Excerpt:
Missing the most important point about closing Clifton School in Fairfax County
The Post's Robert McCartney writes today, in "Board member punished for trying to do the right thing in Fairfax school dispute," about how Fairfax County School Board member Liz Bradsher is stepping down, and frames the story in terms of loss of civility and making hard decisions.
Ms. Bradsher voted to close the Clifton Elementary School, which is the anchor of its rural community, because "after studying the costs and enrollment forecasts, she concluded that it made more sense for the county to spend scarce renovation dollars elsewhere."
In response, many anonymous web writers excoriated her.
While we should understand and support the use of "cost-benefit" analytical tools to make this decision, and while we should not support the decline in civic discourse and engagement, to my way of thinking McCartney's column misses the most important point, a point that is more important than the loss of civility.
Schools are fundamental anchors which build and maintain quality neighborhoods and communities. Therefore to maintain communities we need to maintain the schools located within them.
This ought to be obvious.
It's why houses in high-performing school districts and school zones (e.g., a house in the Walt Whitman or Richard Montgomery High School enrollment zones in Montgomery County) cost a lot more compared to equivalent houses located in areas with schools that aren't "as good."
There is an article in the Boston Globe real estate section about potentially gentrifying communities in the Boston region, "Gentrification in the suburbs: Who's next?" The person quoted makes the point that there are four characteristics that must be in place for a community to be able change. One is schools:
1) They have decent schools ... good enough so that people don't freak out about it and feel like with some effort and personal attention, they can be "just as good" as some of the towns with excelling systems baked in.
(The other three points are high quality transit access; a variety of types of high quality housing; and personality (authenticity).)

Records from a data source

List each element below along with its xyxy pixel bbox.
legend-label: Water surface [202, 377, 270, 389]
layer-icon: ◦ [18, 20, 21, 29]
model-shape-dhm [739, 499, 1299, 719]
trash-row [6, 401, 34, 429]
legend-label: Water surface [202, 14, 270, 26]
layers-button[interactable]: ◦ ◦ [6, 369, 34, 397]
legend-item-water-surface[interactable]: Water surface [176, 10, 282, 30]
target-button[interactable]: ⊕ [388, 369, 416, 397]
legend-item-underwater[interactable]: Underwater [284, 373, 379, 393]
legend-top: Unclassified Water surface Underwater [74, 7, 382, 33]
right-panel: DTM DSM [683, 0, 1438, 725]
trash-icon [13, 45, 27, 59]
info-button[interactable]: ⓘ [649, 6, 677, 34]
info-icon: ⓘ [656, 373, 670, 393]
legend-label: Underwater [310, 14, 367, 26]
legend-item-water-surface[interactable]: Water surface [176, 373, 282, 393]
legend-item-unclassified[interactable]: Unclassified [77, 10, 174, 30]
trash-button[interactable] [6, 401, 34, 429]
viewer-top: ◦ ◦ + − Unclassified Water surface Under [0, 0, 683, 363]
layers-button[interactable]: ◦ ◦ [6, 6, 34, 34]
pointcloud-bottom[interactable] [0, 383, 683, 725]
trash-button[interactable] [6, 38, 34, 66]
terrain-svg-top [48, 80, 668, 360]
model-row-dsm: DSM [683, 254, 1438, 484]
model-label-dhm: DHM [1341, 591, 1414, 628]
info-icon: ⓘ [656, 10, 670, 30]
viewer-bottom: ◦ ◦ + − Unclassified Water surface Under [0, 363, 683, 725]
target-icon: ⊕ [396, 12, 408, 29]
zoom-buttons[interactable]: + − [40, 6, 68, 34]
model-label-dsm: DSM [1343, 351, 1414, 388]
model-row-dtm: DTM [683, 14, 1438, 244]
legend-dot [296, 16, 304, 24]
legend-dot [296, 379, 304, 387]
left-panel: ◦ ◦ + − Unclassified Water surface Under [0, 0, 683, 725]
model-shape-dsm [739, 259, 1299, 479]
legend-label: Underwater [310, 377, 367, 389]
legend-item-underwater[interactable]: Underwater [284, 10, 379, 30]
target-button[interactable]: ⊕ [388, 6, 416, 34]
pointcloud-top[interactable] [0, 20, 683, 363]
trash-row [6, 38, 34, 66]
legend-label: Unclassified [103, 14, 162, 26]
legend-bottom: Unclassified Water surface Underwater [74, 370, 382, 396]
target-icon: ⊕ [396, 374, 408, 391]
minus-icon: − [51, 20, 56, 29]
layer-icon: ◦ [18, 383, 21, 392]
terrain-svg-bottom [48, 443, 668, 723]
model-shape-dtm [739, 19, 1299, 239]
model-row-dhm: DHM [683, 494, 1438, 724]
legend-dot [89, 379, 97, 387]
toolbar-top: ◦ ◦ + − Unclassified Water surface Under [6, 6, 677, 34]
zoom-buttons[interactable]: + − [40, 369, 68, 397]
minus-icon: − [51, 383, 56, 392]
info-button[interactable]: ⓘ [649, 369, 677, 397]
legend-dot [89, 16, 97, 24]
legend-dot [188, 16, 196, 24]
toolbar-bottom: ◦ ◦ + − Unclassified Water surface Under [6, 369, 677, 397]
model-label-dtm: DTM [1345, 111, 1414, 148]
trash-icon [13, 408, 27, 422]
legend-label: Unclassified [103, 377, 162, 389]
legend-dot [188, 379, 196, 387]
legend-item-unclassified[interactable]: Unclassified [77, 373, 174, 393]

Exercise requirements:
1) Please set down the part of the piece on closing Clifton School that starts with "While we should understand" and goes on through "to be obvious.".
2) Rewrite the listing as a Markdown table with the columns Row and Line, starting with its first line and going on through the line with "legend-label: Underwater [310, 14, 367, 26]". Leave out blank lines.

Solved tasks:
1)
While we should understand and support the use of "cost-benefit" analytical tools to make this decision, and while we should not support the decline in civic discourse and engagement, to my way of thinking McCartney's column misses the most important point, a point that is more important than the loss of civility.
Schools are fundamental anchors which build and maintain quality neighborhoods and communities. Therefore to maintain communities we need to maintain the schools located within them.
This ought to be obvious.

2)
| Row | Line |
|---|---|
| 1 | List each element below along with its xyxy pixel bbox. |
| 2 | legend-label: Water surface [202, 377, 270, 389] |
| 3 | layer-icon: ◦ [18, 20, 21, 29] |
| 4 | model-shape-dhm [739, 499, 1299, 719] |
| 5 | trash-row [6, 401, 34, 429] |
| 6 | legend-label: Water surface [202, 14, 270, 26] |
| 7 | layers-button[interactable]: ◦ ◦ [6, 369, 34, 397] |
| 8 | legend-item-water-surface[interactable]: Water surface [176, 10, 282, 30] |
| 9 | target-button[interactable]: ⊕ [388, 369, 416, 397] |
| 10 | legend-item-underwater[interactable]: Underwater [284, 373, 379, 393] |
| 11 | legend-top: Unclassified Water surface Underwater [74, 7, 382, 33] |
| 12 | right-panel: DTM DSM [683, 0, 1438, 725] |
| 13 | trash-icon [13, 45, 27, 59] |
| 14 | info-button[interactable]: ⓘ [649, 6, 677, 34] |
| 15 | info-icon: ⓘ [656, 373, 670, 393] |
| 16 | legend-label: Underwater [310, 14, 367, 26] |